(Saved data entries)
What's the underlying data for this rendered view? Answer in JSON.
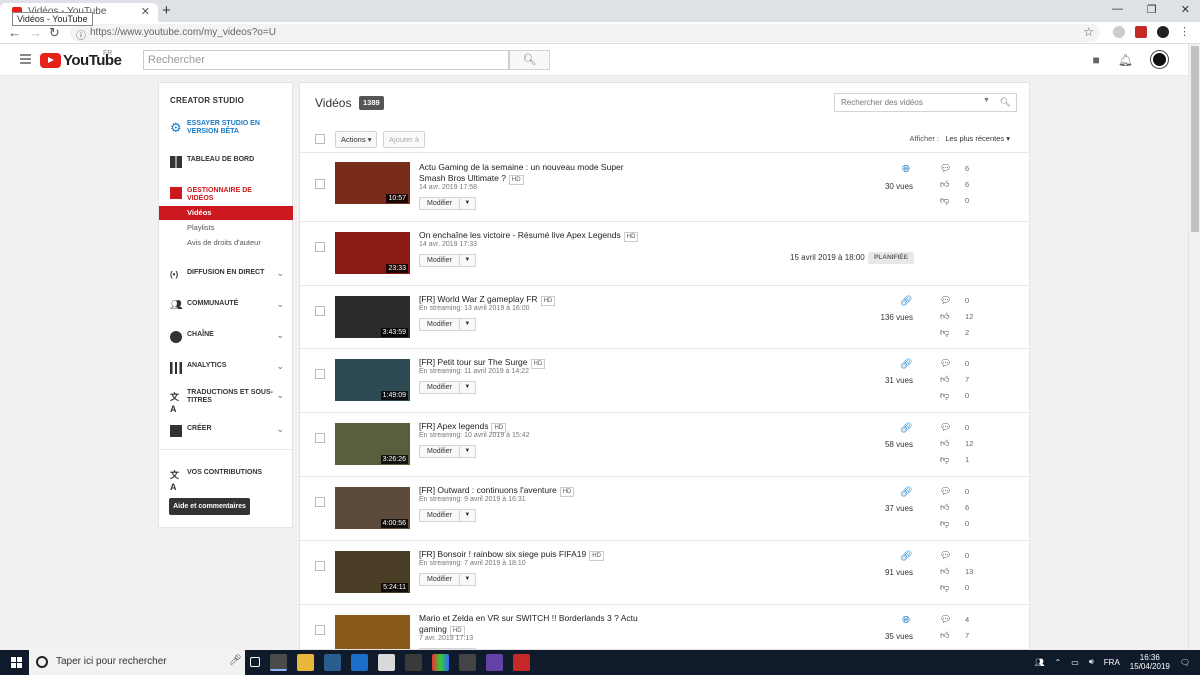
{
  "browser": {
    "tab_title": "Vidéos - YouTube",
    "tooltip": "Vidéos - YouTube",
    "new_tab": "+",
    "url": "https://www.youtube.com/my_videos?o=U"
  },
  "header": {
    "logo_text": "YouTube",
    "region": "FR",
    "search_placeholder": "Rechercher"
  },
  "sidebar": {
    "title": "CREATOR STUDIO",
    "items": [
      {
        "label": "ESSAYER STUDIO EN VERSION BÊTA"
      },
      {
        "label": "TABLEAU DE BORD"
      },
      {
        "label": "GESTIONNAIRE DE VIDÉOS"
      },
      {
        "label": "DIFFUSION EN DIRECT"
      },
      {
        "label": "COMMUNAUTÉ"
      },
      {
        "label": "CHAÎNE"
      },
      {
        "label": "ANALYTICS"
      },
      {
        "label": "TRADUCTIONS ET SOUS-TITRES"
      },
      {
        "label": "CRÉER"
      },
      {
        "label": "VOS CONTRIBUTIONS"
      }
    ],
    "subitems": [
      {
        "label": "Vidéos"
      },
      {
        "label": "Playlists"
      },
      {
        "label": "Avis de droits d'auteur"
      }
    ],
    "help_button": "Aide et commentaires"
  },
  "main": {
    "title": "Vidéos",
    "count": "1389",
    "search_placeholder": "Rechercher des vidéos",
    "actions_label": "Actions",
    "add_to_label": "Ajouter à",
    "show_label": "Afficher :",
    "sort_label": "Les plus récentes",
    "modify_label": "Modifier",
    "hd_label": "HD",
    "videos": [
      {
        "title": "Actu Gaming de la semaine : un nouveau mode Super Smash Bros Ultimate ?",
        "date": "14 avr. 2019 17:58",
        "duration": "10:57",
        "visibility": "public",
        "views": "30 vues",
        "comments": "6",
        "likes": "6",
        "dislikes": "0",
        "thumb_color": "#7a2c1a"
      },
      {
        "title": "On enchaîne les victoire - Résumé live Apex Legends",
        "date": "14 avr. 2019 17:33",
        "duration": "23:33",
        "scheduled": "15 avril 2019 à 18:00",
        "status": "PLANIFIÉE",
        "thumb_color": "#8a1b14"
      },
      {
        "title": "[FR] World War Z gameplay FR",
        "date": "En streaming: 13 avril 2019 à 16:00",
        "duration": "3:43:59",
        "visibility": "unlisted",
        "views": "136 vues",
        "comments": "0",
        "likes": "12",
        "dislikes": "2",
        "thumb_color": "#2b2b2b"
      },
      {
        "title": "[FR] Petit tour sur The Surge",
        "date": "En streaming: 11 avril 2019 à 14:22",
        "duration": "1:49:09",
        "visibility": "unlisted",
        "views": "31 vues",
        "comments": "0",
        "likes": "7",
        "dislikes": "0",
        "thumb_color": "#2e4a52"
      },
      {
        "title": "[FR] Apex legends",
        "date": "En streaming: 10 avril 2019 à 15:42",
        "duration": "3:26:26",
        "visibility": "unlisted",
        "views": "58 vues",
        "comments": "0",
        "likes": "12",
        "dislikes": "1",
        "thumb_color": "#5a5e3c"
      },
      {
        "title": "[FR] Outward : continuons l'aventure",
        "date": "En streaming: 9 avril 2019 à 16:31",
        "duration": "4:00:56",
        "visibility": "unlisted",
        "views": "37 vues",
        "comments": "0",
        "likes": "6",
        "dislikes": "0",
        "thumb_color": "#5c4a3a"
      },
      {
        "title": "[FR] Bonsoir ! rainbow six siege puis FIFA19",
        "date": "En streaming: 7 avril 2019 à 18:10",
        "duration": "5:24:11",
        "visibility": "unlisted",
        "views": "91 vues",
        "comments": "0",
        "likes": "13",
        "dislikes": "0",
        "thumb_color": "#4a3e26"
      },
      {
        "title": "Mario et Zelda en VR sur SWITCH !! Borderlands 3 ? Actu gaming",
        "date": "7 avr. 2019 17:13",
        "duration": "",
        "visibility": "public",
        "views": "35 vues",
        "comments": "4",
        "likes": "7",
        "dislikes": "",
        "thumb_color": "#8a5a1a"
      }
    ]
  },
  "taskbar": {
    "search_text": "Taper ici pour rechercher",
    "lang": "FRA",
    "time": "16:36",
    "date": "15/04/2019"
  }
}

**Written request:** Retype the whole listing exactly and leave the pictures out.

**Exercise solution:**
What's the underlying data for this rendered view? Answer in JSON.
{
  "browser": {
    "tab_title": "Vidéos - YouTube",
    "tooltip": "Vidéos - YouTube",
    "new_tab": "+",
    "url": "https://www.youtube.com/my_videos?o=U"
  },
  "header": {
    "logo_text": "YouTube",
    "region": "FR",
    "search_placeholder": "Rechercher"
  },
  "sidebar": {
    "title": "CREATOR STUDIO",
    "items": [
      {
        "label": "ESSAYER STUDIO EN VERSION BÊTA"
      },
      {
        "label": "TABLEAU DE BORD"
      },
      {
        "label": "GESTIONNAIRE DE VIDÉOS"
      },
      {
        "label": "DIFFUSION EN DIRECT"
      },
      {
        "label": "COMMUNAUTÉ"
      },
      {
        "label": "CHAÎNE"
      },
      {
        "label": "ANALYTICS"
      },
      {
        "label": "TRADUCTIONS ET SOUS-TITRES"
      },
      {
        "label": "CRÉER"
      },
      {
        "label": "VOS CONTRIBUTIONS"
      }
    ],
    "subitems": [
      {
        "label": "Vidéos"
      },
      {
        "label": "Playlists"
      },
      {
        "label": "Avis de droits d'auteur"
      }
    ],
    "help_button": "Aide et commentaires"
  },
  "main": {
    "title": "Vidéos",
    "count": "1389",
    "search_placeholder": "Rechercher des vidéos",
    "actions_label": "Actions",
    "add_to_label": "Ajouter à",
    "show_label": "Afficher :",
    "sort_label": "Les plus récentes",
    "modify_label": "Modifier",
    "hd_label": "HD",
    "videos": [
      {
        "title": "Actu Gaming de la semaine : un nouveau mode Super Smash Bros Ultimate ?",
        "date": "14 avr. 2019 17:58",
        "duration": "10:57",
        "visibility": "public",
        "views": "30 vues",
        "comments": "6",
        "likes": "6",
        "dislikes": "0",
        "thumb_color": "#7a2c1a"
      },
      {
        "title": "On enchaîne les victoire - Résumé live Apex Legends",
        "date": "14 avr. 2019 17:33",
        "duration": "23:33",
        "scheduled": "15 avril 2019 à 18:00",
        "status": "PLANIFIÉE",
        "thumb_color": "#8a1b14"
      },
      {
        "title": "[FR] World War Z gameplay FR",
        "date": "En streaming: 13 avril 2019 à 16:00",
        "duration": "3:43:59",
        "visibility": "unlisted",
        "views": "136 vues",
        "comments": "0",
        "likes": "12",
        "dislikes": "2",
        "thumb_color": "#2b2b2b"
      },
      {
        "title": "[FR] Petit tour sur The Surge",
        "date": "En streaming: 11 avril 2019 à 14:22",
        "duration": "1:49:09",
        "visibility": "unlisted",
        "views": "31 vues",
        "comments": "0",
        "likes": "7",
        "dislikes": "0",
        "thumb_color": "#2e4a52"
      },
      {
        "title": "[FR] Apex legends",
        "date": "En streaming: 10 avril 2019 à 15:42",
        "duration": "3:26:26",
        "visibility": "unlisted",
        "views": "58 vues",
        "comments": "0",
        "likes": "12",
        "dislikes": "1",
        "thumb_color": "#5a5e3c"
      },
      {
        "title": "[FR] Outward : continuons l'aventure",
        "date": "En streaming: 9 avril 2019 à 16:31",
        "duration": "4:00:56",
        "visibility": "unlisted",
        "views": "37 vues",
        "comments": "0",
        "likes": "6",
        "dislikes": "0",
        "thumb_color": "#5c4a3a"
      },
      {
        "title": "[FR] Bonsoir ! rainbow six siege puis FIFA19",
        "date": "En streaming: 7 avril 2019 à 18:10",
        "duration": "5:24:11",
        "visibility": "unlisted",
        "views": "91 vues",
        "comments": "0",
        "likes": "13",
        "dislikes": "0",
        "thumb_color": "#4a3e26"
      },
      {
        "title": "Mario et Zelda en VR sur SWITCH !! Borderlands 3 ? Actu gaming",
        "date": "7 avr. 2019 17:13",
        "duration": "",
        "visibility": "public",
        "views": "35 vues",
        "comments": "4",
        "likes": "7",
        "dislikes": "",
        "thumb_color": "#8a5a1a"
      }
    ]
  },
  "taskbar": {
    "search_text": "Taper ici pour rechercher",
    "lang": "FRA",
    "time": "16:36",
    "date": "15/04/2019"
  }
}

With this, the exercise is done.